**Given request**: Pick every line from the data that holds the word "JSON".

◇ ◇ ◇ ◇ ◇

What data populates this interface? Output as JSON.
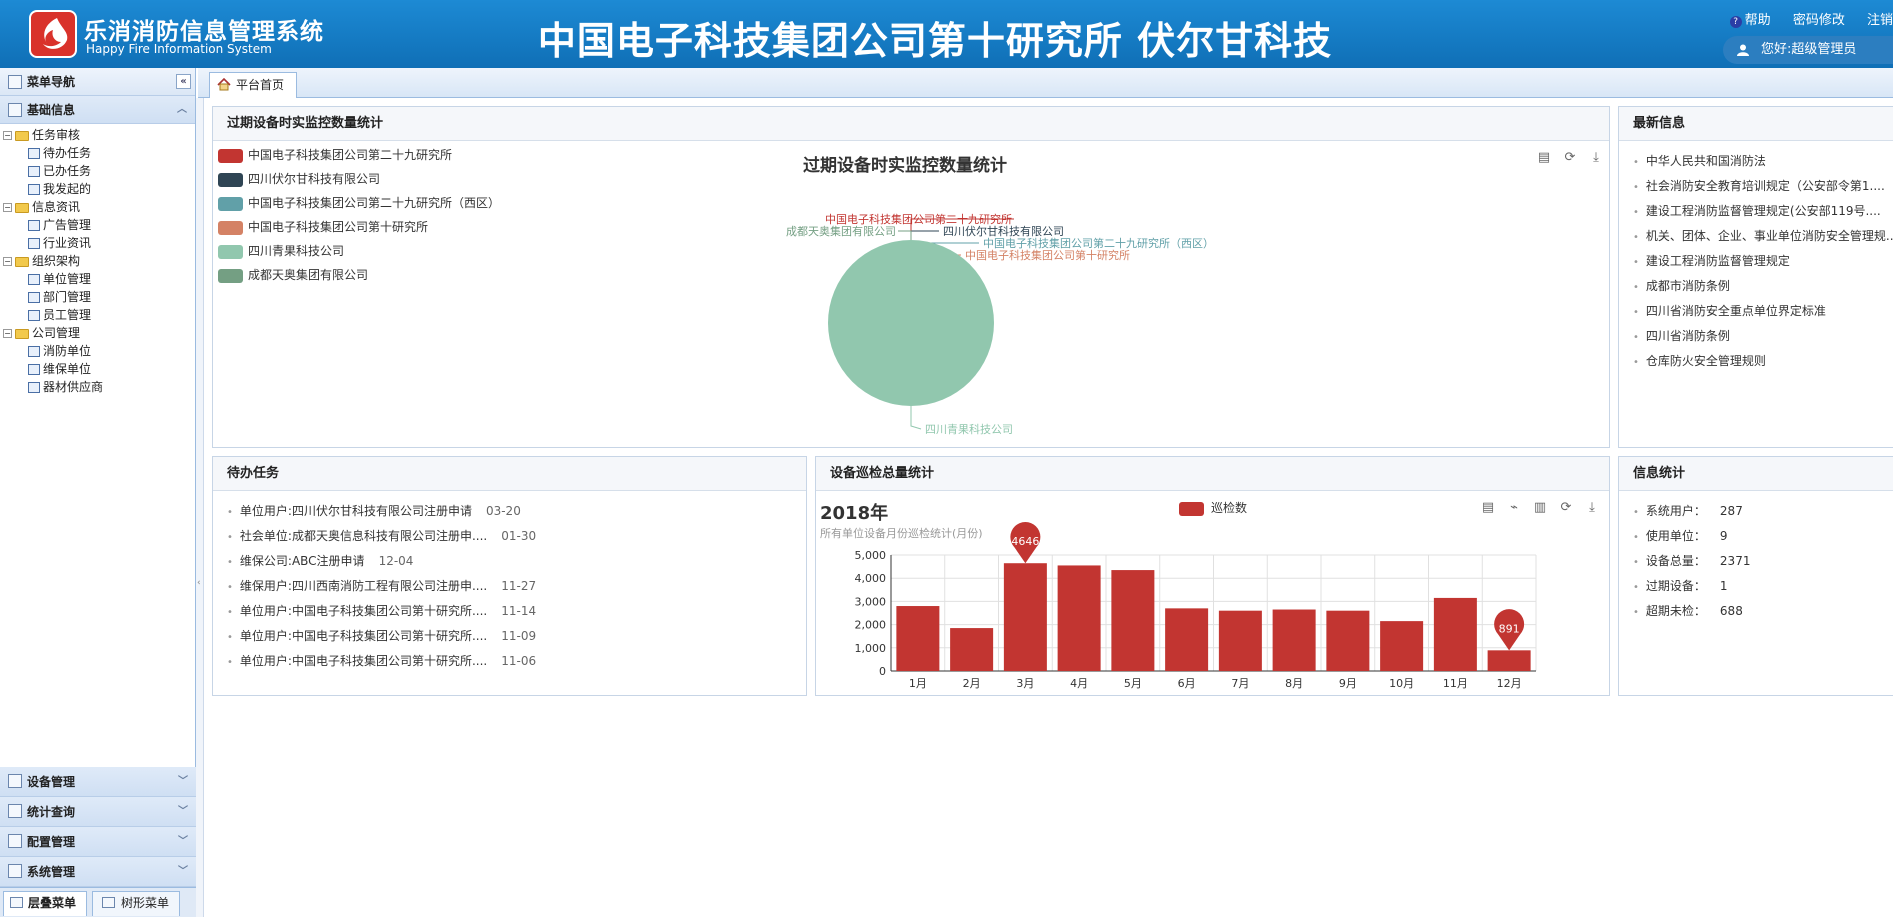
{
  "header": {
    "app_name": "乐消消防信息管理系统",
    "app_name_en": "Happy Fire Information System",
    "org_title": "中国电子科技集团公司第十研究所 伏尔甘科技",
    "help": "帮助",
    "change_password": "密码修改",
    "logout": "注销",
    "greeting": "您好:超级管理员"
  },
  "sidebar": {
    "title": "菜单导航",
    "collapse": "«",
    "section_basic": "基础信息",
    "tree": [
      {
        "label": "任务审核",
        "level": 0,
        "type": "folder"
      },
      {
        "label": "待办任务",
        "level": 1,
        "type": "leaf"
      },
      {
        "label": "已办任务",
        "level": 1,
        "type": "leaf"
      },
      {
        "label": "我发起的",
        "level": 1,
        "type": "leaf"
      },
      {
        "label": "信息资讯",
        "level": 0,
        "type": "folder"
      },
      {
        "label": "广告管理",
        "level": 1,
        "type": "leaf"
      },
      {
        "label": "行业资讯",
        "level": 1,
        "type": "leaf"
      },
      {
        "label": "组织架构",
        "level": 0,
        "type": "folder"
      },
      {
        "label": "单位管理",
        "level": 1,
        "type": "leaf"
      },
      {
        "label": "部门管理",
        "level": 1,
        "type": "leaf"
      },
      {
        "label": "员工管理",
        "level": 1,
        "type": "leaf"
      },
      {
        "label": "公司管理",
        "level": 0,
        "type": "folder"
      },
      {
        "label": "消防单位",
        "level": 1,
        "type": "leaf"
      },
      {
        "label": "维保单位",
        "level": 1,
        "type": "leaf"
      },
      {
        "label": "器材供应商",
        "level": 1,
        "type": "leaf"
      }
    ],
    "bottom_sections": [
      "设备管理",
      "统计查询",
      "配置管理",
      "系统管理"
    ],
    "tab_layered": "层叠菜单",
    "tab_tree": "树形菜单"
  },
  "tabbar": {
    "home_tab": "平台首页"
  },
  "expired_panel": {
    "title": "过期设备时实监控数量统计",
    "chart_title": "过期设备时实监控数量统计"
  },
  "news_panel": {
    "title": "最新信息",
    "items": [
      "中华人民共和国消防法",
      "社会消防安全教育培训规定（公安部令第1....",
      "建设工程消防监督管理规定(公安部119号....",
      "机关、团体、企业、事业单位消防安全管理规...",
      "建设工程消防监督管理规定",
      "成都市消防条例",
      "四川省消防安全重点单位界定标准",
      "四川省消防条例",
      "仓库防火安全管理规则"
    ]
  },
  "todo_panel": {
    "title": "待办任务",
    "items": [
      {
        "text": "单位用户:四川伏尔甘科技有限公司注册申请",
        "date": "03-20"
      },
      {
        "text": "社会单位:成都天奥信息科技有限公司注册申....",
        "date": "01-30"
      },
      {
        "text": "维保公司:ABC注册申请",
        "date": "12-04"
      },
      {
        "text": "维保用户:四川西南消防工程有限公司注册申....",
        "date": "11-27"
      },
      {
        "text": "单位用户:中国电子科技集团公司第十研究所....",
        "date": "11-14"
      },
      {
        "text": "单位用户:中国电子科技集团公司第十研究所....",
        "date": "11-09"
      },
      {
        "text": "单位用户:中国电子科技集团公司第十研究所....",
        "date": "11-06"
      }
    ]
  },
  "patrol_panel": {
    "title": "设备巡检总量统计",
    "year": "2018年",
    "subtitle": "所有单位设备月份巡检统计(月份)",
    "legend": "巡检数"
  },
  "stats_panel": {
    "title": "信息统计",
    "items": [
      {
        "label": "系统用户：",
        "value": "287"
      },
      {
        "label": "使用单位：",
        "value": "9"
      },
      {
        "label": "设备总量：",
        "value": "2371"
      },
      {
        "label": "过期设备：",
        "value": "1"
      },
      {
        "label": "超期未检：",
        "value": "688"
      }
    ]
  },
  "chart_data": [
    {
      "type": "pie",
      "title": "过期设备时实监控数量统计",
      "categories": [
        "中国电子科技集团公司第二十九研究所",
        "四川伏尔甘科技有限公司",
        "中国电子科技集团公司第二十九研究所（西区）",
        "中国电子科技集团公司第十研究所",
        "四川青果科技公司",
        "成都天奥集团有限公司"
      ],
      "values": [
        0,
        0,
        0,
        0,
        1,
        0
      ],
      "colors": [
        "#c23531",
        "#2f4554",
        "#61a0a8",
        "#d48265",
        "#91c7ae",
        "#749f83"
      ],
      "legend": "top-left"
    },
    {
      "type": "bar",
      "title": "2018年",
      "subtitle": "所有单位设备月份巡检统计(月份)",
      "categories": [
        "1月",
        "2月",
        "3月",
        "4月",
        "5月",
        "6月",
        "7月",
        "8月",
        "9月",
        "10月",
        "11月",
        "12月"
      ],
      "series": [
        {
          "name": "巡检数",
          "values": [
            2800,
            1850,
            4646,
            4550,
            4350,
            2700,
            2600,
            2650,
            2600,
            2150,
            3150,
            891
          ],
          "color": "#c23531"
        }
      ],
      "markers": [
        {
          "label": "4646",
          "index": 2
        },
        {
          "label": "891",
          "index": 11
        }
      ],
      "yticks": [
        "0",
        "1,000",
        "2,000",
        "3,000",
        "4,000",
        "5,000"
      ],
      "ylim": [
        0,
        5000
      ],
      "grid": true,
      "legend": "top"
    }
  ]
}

◇ ◇ ◇ ◇ ◇

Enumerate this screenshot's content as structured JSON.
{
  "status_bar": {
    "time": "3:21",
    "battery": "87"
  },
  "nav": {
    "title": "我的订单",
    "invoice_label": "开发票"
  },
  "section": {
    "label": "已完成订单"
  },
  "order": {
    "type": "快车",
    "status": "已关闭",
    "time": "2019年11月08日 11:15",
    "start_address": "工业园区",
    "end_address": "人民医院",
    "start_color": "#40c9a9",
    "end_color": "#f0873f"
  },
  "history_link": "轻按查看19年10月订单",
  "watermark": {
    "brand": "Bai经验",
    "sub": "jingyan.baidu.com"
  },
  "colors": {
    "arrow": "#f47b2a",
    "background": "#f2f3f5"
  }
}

◇ ◇ ◇ ◇ ◇

**Written answer**:
What data populates this interface? Output as JSON.
Enumerate this screenshot's content as structured JSON.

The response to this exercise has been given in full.